Records to use:
________________

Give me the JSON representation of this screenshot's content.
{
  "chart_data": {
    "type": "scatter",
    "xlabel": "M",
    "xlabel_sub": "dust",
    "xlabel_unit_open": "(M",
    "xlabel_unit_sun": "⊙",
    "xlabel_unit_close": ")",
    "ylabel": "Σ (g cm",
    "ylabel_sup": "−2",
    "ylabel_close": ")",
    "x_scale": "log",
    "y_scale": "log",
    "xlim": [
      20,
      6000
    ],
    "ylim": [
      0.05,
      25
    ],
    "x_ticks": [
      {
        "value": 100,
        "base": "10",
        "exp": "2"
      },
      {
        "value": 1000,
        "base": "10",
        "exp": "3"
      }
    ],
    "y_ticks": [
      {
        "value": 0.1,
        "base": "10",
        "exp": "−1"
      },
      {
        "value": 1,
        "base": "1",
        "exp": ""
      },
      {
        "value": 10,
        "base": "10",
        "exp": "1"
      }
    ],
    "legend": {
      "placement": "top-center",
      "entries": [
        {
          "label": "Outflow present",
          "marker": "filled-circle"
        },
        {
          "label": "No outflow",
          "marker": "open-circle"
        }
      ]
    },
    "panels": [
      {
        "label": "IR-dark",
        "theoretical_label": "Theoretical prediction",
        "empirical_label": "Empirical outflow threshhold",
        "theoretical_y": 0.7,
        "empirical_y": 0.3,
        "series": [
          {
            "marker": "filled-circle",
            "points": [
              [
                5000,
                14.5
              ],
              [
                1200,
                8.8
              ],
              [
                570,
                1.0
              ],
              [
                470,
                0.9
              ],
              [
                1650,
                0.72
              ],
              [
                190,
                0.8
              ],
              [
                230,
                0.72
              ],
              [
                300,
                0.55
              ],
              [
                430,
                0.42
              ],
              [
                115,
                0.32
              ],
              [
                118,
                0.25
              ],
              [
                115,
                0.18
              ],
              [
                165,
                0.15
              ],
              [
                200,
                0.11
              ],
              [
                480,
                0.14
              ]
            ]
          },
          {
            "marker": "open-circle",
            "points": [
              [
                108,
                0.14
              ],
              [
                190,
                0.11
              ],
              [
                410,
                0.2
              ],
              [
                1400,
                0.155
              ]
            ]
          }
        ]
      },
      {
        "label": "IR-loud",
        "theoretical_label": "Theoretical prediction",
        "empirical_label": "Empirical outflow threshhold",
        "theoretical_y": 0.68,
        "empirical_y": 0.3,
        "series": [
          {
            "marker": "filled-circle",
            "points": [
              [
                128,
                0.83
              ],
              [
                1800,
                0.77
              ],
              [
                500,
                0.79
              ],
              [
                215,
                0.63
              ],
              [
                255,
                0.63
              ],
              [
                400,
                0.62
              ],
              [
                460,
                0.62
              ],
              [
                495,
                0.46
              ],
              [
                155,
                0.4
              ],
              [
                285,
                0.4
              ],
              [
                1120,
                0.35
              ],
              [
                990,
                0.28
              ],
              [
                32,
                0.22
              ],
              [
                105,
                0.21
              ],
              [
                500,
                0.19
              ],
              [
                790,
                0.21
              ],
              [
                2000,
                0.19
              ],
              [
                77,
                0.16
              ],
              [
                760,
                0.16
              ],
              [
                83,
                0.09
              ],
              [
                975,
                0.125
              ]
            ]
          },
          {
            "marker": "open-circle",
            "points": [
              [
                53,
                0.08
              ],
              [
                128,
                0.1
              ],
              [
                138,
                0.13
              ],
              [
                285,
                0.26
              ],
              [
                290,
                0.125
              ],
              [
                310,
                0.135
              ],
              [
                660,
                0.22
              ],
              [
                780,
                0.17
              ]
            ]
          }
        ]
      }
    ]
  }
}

________________

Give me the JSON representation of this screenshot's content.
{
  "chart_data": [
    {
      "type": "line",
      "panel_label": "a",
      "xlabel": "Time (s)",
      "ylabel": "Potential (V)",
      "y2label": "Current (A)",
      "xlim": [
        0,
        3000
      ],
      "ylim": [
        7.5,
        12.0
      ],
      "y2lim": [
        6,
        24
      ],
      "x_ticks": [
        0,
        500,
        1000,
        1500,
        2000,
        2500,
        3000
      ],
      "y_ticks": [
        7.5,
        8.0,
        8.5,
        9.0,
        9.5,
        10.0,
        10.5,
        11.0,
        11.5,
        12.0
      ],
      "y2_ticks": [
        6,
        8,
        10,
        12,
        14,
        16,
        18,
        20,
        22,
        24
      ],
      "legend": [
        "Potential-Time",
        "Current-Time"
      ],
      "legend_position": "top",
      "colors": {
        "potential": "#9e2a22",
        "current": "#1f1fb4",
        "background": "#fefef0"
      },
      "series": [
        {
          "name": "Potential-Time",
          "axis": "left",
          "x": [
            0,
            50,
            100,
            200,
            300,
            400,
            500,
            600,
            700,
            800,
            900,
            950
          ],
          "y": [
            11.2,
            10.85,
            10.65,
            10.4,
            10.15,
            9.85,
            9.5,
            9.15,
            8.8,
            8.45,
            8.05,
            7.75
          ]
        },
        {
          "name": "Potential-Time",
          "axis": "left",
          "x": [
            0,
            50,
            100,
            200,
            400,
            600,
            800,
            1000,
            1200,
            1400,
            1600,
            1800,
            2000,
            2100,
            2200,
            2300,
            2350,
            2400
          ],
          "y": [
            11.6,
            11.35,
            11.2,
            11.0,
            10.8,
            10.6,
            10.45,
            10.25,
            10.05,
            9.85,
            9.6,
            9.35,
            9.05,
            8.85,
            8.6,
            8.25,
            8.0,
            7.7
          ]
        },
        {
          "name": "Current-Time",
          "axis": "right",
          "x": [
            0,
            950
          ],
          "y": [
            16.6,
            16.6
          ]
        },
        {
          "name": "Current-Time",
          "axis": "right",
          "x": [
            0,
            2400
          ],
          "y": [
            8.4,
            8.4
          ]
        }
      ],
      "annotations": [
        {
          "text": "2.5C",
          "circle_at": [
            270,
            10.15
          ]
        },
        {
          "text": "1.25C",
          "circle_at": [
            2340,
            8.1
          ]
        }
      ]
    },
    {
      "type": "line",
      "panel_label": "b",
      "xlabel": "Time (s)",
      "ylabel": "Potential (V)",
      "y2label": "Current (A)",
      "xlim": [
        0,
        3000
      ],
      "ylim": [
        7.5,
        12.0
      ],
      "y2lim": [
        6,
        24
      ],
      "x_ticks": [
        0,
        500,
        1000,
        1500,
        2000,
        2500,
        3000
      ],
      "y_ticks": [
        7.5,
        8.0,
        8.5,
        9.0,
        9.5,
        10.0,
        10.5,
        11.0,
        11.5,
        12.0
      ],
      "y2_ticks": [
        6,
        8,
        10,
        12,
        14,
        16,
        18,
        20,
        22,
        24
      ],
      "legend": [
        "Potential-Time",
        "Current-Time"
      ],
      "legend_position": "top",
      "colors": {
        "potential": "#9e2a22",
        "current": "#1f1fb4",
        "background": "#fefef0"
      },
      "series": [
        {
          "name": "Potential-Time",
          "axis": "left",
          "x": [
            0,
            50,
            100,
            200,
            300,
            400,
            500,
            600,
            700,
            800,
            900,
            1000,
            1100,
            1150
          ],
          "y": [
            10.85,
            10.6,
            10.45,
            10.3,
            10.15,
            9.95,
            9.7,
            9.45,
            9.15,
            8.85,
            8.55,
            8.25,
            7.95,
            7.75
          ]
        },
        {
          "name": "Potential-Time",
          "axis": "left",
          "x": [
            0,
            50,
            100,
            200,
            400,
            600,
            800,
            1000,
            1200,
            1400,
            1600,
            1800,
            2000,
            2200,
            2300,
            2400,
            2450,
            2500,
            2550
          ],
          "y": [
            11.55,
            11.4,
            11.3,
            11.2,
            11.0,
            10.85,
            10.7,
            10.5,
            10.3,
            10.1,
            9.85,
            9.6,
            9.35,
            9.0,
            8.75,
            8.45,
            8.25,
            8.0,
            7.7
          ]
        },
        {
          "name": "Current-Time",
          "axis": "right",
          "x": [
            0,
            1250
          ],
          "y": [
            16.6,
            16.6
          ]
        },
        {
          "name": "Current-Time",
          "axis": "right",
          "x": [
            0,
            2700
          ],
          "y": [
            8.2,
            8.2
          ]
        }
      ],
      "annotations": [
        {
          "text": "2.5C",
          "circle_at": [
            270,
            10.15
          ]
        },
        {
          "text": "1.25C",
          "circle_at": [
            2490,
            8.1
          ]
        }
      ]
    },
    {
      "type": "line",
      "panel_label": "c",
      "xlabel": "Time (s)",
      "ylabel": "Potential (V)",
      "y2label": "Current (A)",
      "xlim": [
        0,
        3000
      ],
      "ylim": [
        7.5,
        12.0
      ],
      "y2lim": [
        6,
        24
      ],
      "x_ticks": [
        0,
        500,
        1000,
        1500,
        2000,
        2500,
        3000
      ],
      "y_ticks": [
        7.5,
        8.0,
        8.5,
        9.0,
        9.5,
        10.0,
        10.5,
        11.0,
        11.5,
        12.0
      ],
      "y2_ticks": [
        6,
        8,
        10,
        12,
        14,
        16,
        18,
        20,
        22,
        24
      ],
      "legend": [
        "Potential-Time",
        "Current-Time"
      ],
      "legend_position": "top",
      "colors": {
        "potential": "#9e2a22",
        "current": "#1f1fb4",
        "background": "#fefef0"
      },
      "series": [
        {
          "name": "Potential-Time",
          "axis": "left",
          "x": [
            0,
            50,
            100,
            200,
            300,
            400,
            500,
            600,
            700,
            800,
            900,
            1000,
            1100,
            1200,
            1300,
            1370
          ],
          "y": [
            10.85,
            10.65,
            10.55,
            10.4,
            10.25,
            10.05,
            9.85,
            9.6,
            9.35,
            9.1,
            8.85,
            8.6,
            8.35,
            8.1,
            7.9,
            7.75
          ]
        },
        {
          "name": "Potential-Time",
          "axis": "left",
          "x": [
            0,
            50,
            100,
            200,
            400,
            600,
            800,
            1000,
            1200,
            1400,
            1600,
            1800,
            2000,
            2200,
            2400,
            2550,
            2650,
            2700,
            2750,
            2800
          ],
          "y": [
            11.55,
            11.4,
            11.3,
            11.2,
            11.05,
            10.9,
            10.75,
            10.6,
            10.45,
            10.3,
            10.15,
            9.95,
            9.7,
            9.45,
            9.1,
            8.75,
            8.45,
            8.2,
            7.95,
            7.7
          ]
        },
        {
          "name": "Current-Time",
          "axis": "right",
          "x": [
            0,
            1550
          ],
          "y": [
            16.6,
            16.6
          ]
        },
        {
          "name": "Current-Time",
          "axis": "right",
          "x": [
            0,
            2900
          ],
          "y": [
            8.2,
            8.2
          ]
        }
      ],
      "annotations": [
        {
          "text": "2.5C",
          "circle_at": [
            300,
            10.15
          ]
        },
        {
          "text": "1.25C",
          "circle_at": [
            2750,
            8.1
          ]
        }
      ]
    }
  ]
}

________________

Exercise prompt: Review the material and copy each line in which the word "value" appears.

Task solution:
        "value": 100,
        "value": 1000,
        "value": 0.1,
        "value": 1,
        "value": 10,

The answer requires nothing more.